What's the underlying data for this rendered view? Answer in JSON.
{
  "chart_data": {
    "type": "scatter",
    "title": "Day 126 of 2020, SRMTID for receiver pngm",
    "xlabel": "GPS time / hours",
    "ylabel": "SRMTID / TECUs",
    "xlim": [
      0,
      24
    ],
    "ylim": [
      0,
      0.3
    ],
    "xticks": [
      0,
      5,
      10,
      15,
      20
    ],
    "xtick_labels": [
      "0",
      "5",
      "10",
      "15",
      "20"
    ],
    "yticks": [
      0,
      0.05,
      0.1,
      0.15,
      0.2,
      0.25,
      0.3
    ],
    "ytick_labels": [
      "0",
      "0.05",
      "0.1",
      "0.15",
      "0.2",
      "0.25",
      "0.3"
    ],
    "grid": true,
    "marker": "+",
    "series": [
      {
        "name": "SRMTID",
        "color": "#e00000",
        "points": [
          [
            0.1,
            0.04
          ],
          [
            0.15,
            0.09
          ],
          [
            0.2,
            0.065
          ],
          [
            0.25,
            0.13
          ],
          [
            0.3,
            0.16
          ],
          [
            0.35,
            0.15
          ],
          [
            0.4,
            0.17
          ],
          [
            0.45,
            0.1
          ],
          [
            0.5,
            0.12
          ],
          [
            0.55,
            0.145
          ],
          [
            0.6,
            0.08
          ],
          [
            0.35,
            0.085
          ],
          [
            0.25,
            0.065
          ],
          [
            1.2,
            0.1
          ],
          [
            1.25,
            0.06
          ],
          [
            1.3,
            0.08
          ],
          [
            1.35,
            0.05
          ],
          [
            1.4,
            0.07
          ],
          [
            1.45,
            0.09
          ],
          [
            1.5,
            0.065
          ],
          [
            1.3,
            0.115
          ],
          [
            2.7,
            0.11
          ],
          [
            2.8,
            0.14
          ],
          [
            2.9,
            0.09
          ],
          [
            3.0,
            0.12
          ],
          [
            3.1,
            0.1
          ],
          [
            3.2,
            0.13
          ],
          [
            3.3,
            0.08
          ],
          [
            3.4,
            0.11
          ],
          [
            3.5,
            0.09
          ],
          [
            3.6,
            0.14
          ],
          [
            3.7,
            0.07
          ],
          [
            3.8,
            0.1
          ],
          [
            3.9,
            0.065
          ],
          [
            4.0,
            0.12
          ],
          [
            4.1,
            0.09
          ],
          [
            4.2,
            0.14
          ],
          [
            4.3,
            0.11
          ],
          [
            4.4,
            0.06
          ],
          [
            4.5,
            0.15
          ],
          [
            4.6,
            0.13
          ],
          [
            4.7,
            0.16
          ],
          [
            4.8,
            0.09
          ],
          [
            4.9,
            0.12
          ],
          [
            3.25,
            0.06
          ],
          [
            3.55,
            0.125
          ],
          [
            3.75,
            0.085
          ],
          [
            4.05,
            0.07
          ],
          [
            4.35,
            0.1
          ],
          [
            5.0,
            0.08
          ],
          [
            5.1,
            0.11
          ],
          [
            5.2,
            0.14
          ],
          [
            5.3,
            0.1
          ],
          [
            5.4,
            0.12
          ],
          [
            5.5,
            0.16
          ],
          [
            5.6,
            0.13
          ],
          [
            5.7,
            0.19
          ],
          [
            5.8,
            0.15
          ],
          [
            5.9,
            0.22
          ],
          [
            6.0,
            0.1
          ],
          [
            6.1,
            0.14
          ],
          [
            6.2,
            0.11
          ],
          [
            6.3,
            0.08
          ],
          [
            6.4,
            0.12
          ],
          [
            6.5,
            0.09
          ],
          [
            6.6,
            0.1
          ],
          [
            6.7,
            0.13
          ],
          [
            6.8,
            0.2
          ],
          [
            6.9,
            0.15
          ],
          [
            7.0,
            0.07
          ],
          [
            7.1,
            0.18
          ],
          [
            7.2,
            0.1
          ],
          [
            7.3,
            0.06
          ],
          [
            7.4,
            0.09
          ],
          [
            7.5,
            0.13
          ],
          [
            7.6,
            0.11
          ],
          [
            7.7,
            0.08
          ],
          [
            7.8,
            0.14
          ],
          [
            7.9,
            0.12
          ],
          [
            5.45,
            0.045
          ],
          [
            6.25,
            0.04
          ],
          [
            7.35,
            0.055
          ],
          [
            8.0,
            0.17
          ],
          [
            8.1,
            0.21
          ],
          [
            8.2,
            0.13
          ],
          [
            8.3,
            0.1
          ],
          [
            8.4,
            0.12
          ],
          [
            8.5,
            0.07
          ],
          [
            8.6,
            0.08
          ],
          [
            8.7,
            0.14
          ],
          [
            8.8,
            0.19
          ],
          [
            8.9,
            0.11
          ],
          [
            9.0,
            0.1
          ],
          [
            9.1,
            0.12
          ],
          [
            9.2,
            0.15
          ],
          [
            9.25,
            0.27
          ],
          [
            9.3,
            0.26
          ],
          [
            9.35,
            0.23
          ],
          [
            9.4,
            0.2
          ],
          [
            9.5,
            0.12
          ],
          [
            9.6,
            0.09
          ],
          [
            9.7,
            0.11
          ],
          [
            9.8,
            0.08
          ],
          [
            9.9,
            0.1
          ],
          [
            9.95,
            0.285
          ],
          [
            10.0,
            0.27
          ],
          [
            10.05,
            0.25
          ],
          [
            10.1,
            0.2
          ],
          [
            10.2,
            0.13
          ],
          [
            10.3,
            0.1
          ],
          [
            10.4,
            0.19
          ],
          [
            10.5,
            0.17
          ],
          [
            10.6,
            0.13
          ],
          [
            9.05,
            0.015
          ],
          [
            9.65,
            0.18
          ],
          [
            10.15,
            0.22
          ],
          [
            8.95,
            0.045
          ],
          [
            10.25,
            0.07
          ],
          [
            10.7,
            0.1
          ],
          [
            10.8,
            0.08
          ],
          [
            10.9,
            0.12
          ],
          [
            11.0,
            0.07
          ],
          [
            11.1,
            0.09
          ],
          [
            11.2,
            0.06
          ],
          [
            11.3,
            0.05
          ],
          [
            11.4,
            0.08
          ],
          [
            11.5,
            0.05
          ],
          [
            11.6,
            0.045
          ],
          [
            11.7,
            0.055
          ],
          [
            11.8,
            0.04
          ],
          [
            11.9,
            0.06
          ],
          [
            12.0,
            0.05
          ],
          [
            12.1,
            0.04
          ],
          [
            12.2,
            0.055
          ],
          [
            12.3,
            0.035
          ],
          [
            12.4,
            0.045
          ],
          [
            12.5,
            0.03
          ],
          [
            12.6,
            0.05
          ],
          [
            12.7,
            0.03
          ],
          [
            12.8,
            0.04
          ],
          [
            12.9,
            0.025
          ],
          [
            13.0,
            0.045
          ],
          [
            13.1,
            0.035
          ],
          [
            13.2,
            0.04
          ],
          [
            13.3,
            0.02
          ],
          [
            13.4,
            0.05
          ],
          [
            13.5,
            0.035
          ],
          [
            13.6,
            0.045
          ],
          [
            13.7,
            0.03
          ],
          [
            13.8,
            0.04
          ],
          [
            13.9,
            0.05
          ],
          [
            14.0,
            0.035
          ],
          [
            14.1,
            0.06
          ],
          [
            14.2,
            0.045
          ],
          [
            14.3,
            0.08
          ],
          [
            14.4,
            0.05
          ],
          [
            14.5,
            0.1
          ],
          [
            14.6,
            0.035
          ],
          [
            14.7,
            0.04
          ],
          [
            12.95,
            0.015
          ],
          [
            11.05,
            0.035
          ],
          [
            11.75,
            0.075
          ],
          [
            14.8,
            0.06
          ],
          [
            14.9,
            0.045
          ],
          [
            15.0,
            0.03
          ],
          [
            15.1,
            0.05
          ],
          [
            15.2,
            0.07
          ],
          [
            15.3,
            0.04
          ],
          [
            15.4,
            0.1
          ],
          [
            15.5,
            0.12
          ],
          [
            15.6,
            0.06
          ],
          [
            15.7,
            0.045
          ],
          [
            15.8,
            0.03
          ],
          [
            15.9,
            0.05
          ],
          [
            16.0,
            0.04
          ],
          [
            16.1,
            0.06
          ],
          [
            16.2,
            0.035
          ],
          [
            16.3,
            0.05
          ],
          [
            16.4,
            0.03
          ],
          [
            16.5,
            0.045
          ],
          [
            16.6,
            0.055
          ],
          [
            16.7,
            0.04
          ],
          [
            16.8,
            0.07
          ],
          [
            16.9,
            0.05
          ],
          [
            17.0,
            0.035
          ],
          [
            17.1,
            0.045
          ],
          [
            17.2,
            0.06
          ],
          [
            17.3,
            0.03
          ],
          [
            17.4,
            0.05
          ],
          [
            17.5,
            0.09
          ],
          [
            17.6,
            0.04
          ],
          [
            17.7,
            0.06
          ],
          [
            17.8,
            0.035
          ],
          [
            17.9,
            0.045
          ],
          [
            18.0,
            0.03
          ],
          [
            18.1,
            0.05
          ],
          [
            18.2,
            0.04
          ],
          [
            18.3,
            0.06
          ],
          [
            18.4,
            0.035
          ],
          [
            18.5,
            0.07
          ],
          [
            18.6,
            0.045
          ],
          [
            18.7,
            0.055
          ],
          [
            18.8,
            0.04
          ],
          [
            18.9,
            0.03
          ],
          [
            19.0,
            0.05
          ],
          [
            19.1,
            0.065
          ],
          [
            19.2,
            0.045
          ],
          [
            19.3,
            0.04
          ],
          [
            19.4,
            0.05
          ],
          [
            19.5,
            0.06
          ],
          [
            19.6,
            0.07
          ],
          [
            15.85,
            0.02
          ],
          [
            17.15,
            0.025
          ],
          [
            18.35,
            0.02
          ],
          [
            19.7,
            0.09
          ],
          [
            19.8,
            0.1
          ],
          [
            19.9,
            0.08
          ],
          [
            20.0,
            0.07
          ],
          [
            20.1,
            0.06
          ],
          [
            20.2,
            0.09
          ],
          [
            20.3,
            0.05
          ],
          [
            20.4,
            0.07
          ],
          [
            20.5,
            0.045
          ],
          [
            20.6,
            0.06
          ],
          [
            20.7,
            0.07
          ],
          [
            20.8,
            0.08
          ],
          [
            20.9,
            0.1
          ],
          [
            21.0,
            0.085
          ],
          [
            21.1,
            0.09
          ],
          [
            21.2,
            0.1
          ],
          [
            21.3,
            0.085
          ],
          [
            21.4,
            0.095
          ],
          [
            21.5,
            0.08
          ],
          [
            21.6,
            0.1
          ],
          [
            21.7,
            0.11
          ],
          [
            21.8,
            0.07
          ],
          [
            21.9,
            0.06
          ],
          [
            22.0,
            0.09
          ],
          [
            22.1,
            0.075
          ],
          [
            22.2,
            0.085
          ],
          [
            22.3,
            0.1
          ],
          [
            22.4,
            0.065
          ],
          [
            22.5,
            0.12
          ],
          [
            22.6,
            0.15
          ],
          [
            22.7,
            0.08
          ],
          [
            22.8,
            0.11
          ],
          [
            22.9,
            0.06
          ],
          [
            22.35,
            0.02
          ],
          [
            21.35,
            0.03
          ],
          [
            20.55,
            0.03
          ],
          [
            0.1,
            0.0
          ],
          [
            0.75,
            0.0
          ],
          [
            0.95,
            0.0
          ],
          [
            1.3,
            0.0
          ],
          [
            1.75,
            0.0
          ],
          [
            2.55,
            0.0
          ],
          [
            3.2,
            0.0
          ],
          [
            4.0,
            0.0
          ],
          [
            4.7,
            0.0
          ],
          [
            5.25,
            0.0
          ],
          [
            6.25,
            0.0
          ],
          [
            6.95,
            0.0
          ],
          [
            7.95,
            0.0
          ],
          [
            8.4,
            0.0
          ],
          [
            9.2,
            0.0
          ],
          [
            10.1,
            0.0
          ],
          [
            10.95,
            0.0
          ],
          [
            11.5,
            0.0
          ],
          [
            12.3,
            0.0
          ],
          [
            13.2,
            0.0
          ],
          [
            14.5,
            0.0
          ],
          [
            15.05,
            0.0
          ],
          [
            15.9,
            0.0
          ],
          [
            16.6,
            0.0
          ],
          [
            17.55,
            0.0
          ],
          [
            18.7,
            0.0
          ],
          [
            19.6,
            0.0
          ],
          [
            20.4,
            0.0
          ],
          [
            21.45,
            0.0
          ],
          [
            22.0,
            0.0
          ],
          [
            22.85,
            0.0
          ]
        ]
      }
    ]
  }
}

- _YOUR OBJECTIVE_
From the data above, copy each line where the string "SRMTID" appears.

- _OUTPUT FOR THIS EXERCISE_
    "title": "Day 126 of 2020, SRMTID for receiver pngm",
    "ylabel": "SRMTID / TECUs",
        "name": "SRMTID",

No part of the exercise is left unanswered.